REQUEST: Could you output each line of the data that follows exactly?

INFORMATION PROVIDED:
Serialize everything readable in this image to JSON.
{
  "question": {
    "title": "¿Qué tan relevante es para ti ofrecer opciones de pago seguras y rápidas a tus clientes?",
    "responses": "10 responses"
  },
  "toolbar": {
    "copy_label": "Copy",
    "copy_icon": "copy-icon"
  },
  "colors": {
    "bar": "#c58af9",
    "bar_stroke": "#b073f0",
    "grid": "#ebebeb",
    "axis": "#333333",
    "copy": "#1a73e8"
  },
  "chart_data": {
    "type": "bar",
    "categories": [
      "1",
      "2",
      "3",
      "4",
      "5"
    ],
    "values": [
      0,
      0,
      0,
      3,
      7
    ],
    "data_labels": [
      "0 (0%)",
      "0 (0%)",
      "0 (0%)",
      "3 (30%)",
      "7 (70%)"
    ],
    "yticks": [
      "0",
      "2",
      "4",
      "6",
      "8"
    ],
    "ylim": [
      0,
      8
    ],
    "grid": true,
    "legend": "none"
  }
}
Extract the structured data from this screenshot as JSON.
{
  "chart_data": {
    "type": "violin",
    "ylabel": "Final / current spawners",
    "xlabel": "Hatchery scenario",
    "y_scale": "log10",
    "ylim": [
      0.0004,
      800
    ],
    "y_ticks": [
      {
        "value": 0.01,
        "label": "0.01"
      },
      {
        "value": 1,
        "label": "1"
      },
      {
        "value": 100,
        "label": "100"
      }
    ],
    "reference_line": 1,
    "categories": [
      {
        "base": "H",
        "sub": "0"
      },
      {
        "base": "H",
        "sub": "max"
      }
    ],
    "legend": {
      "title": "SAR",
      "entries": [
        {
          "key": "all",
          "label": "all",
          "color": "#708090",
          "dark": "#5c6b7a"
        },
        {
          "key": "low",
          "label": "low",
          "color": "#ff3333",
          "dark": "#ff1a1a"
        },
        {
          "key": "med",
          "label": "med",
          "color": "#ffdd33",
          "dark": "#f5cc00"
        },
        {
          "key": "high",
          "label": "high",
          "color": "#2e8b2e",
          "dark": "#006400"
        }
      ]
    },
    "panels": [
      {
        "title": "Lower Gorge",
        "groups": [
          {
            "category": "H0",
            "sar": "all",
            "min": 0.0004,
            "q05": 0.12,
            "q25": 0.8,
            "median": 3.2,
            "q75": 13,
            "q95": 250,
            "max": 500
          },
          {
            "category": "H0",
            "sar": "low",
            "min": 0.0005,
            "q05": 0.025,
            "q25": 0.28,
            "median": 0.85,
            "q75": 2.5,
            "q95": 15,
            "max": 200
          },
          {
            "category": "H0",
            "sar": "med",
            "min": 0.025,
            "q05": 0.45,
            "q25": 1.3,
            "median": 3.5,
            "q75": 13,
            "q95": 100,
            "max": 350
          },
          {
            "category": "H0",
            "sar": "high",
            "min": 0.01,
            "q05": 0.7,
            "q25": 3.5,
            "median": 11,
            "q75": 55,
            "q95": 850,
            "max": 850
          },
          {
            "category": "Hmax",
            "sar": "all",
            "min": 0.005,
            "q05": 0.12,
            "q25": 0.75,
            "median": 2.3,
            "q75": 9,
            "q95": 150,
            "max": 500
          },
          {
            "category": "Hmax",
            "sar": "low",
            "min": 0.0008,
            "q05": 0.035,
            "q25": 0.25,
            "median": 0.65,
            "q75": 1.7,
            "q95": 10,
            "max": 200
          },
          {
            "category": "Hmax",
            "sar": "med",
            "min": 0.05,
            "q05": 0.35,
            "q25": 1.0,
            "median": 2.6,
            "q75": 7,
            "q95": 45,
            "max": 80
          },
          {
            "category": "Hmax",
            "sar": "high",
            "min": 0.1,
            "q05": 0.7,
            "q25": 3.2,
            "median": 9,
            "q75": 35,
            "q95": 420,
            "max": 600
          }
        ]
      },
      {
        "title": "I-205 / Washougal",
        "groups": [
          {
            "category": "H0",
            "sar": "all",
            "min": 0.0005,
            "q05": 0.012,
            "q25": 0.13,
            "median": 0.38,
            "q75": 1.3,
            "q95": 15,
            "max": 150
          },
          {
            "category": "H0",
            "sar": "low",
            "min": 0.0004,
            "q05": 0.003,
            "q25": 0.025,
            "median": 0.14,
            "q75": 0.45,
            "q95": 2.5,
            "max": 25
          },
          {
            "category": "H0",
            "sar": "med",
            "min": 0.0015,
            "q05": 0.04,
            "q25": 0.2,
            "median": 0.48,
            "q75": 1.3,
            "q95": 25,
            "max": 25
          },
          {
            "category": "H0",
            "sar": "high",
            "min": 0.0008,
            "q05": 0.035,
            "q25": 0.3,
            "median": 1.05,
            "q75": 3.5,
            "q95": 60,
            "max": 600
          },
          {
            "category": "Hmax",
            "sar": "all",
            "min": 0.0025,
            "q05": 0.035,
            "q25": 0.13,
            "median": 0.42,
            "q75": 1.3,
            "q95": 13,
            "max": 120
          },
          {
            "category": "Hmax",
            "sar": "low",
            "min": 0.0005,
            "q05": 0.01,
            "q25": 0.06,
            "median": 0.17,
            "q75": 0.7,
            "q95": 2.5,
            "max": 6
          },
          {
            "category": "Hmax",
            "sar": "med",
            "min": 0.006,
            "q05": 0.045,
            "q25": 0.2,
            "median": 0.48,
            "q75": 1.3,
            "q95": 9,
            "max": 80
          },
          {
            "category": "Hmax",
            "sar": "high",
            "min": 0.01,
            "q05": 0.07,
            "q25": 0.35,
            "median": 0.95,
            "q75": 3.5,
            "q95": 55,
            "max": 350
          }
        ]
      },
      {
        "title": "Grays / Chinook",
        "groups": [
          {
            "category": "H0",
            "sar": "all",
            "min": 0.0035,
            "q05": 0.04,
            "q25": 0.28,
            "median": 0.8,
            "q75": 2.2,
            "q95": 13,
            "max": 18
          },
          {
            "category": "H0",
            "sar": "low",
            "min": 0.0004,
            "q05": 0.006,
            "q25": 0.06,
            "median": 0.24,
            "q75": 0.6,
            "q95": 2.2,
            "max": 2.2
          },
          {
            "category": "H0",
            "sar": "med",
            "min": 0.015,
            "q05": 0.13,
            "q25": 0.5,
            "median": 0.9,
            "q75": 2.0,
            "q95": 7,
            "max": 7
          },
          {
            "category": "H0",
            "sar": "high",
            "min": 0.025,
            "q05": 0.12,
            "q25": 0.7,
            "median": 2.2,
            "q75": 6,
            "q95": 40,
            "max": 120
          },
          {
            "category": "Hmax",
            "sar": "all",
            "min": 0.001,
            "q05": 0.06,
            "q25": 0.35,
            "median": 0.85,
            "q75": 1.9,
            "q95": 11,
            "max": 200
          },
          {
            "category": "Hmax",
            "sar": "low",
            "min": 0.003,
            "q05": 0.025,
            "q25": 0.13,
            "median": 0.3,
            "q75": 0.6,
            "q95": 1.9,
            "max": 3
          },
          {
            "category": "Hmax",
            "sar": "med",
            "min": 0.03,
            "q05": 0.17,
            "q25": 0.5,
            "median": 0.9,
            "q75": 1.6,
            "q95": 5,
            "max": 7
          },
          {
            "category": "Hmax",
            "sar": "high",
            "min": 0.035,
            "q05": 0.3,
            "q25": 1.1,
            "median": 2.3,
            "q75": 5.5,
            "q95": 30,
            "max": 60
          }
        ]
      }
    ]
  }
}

CORRECT ANSWER:
Serialize everything readable in this image to JSON.
{
  "question": {
    "title": "¿Qué tan relevante es para ti ofrecer opciones de pago seguras y rápidas a tus clientes?",
    "responses": "10 responses"
  },
  "toolbar": {
    "copy_label": "Copy",
    "copy_icon": "copy-icon"
  },
  "colors": {
    "bar": "#c58af9",
    "bar_stroke": "#b073f0",
    "grid": "#ebebeb",
    "axis": "#333333",
    "copy": "#1a73e8"
  },
  "chart_data": {
    "type": "bar",
    "categories": [
      "1",
      "2",
      "3",
      "4",
      "5"
    ],
    "values": [
      0,
      0,
      0,
      3,
      7
    ],
    "data_labels": [
      "0 (0%)",
      "0 (0%)",
      "0 (0%)",
      "3 (30%)",
      "7 (70%)"
    ],
    "yticks": [
      "0",
      "2",
      "4",
      "6",
      "8"
    ],
    "ylim": [
      0,
      8
    ],
    "grid": true,
    "legend": "none"
  }
}
Extract the structured data from this screenshot as JSON.
{
  "chart_data": {
    "type": "violin",
    "ylabel": "Final / current spawners",
    "xlabel": "Hatchery scenario",
    "y_scale": "log10",
    "ylim": [
      0.0004,
      800
    ],
    "y_ticks": [
      {
        "value": 0.01,
        "label": "0.01"
      },
      {
        "value": 1,
        "label": "1"
      },
      {
        "value": 100,
        "label": "100"
      }
    ],
    "reference_line": 1,
    "categories": [
      {
        "base": "H",
        "sub": "0"
      },
      {
        "base": "H",
        "sub": "max"
      }
    ],
    "legend": {
      "title": "SAR",
      "entries": [
        {
          "key": "all",
          "label": "all",
          "color": "#708090",
          "dark": "#5c6b7a"
        },
        {
          "key": "low",
          "label": "low",
          "color": "#ff3333",
          "dark": "#ff1a1a"
        },
        {
          "key": "med",
          "label": "med",
          "color": "#ffdd33",
          "dark": "#f5cc00"
        },
        {
          "key": "high",
          "label": "high",
          "color": "#2e8b2e",
          "dark": "#006400"
        }
      ]
    },
    "panels": [
      {
        "title": "Lower Gorge",
        "groups": [
          {
            "category": "H0",
            "sar": "all",
            "min": 0.0004,
            "q05": 0.12,
            "q25": 0.8,
            "median": 3.2,
            "q75": 13,
            "q95": 250,
            "max": 500
          },
          {
            "category": "H0",
            "sar": "low",
            "min": 0.0005,
            "q05": 0.025,
            "q25": 0.28,
            "median": 0.85,
            "q75": 2.5,
            "q95": 15,
            "max": 200
          },
          {
            "category": "H0",
            "sar": "med",
            "min": 0.025,
            "q05": 0.45,
            "q25": 1.3,
            "median": 3.5,
            "q75": 13,
            "q95": 100,
            "max": 350
          },
          {
            "category": "H0",
            "sar": "high",
            "min": 0.01,
            "q05": 0.7,
            "q25": 3.5,
            "median": 11,
            "q75": 55,
            "q95": 850,
            "max": 850
          },
          {
            "category": "Hmax",
            "sar": "all",
            "min": 0.005,
            "q05": 0.12,
            "q25": 0.75,
            "median": 2.3,
            "q75": 9,
            "q95": 150,
            "max": 500
          },
          {
            "category": "Hmax",
            "sar": "low",
            "min": 0.0008,
            "q05": 0.035,
            "q25": 0.25,
            "median": 0.65,
            "q75": 1.7,
            "q95": 10,
            "max": 200
          },
          {
            "category": "Hmax",
            "sar": "med",
            "min": 0.05,
            "q05": 0.35,
            "q25": 1.0,
            "median": 2.6,
            "q75": 7,
            "q95": 45,
            "max": 80
          },
          {
            "category": "Hmax",
            "sar": "high",
            "min": 0.1,
            "q05": 0.7,
            "q25": 3.2,
            "median": 9,
            "q75": 35,
            "q95": 420,
            "max": 600
          }
        ]
      },
      {
        "title": "I-205 / Washougal",
        "groups": [
          {
            "category": "H0",
            "sar": "all",
            "min": 0.0005,
            "q05": 0.012,
            "q25": 0.13,
            "median": 0.38,
            "q75": 1.3,
            "q95": 15,
            "max": 150
          },
          {
            "category": "H0",
            "sar": "low",
            "min": 0.0004,
            "q05": 0.003,
            "q25": 0.025,
            "median": 0.14,
            "q75": 0.45,
            "q95": 2.5,
            "max": 25
          },
          {
            "category": "H0",
            "sar": "med",
            "min": 0.0015,
            "q05": 0.04,
            "q25": 0.2,
            "median": 0.48,
            "q75": 1.3,
            "q95": 25,
            "max": 25
          },
          {
            "category": "H0",
            "sar": "high",
            "min": 0.0008,
            "q05": 0.035,
            "q25": 0.3,
            "median": 1.05,
            "q75": 3.5,
            "q95": 60,
            "max": 600
          },
          {
            "category": "Hmax",
            "sar": "all",
            "min": 0.0025,
            "q05": 0.035,
            "q25": 0.13,
            "median": 0.42,
            "q75": 1.3,
            "q95": 13,
            "max": 120
          },
          {
            "category": "Hmax",
            "sar": "low",
            "min": 0.0005,
            "q05": 0.01,
            "q25": 0.06,
            "median": 0.17,
            "q75": 0.7,
            "q95": 2.5,
            "max": 6
          },
          {
            "category": "Hmax",
            "sar": "med",
            "min": 0.006,
            "q05": 0.045,
            "q25": 0.2,
            "median": 0.48,
            "q75": 1.3,
            "q95": 9,
            "max": 80
          },
          {
            "category": "Hmax",
            "sar": "high",
            "min": 0.01,
            "q05": 0.07,
            "q25": 0.35,
            "median": 0.95,
            "q75": 3.5,
            "q95": 55,
            "max": 350
          }
        ]
      },
      {
        "title": "Grays / Chinook",
        "groups": [
          {
            "category": "H0",
            "sar": "all",
            "min": 0.0035,
            "q05": 0.04,
            "q25": 0.28,
            "median": 0.8,
            "q75": 2.2,
            "q95": 13,
            "max": 18
          },
          {
            "category": "H0",
            "sar": "low",
            "min": 0.0004,
            "q05": 0.006,
            "q25": 0.06,
            "median": 0.24,
            "q75": 0.6,
            "q95": 2.2,
            "max": 2.2
          },
          {
            "category": "H0",
            "sar": "med",
            "min": 0.015,
            "q05": 0.13,
            "q25": 0.5,
            "median": 0.9,
            "q75": 2.0,
            "q95": 7,
            "max": 7
          },
          {
            "category": "H0",
            "sar": "high",
            "min": 0.025,
            "q05": 0.12,
            "q25": 0.7,
            "median": 2.2,
            "q75": 6,
            "q95": 40,
            "max": 120
          },
          {
            "category": "Hmax",
            "sar": "all",
            "min": 0.001,
            "q05": 0.06,
            "q25": 0.35,
            "median": 0.85,
            "q75": 1.9,
            "q95": 11,
            "max": 200
          },
          {
            "category": "Hmax",
            "sar": "low",
            "min": 0.003,
            "q05": 0.025,
            "q25": 0.13,
            "median": 0.3,
            "q75": 0.6,
            "q95": 1.9,
            "max": 3
          },
          {
            "category": "Hmax",
            "sar": "med",
            "min": 0.03,
            "q05": 0.17,
            "q25": 0.5,
            "median": 0.9,
            "q75": 1.6,
            "q95": 5,
            "max": 7
          },
          {
            "category": "Hmax",
            "sar": "high",
            "min": 0.035,
            "q05": 0.3,
            "q25": 1.1,
            "median": 2.3,
            "q75": 5.5,
            "q95": 30,
            "max": 60
          }
        ]
      }
    ]
  }
}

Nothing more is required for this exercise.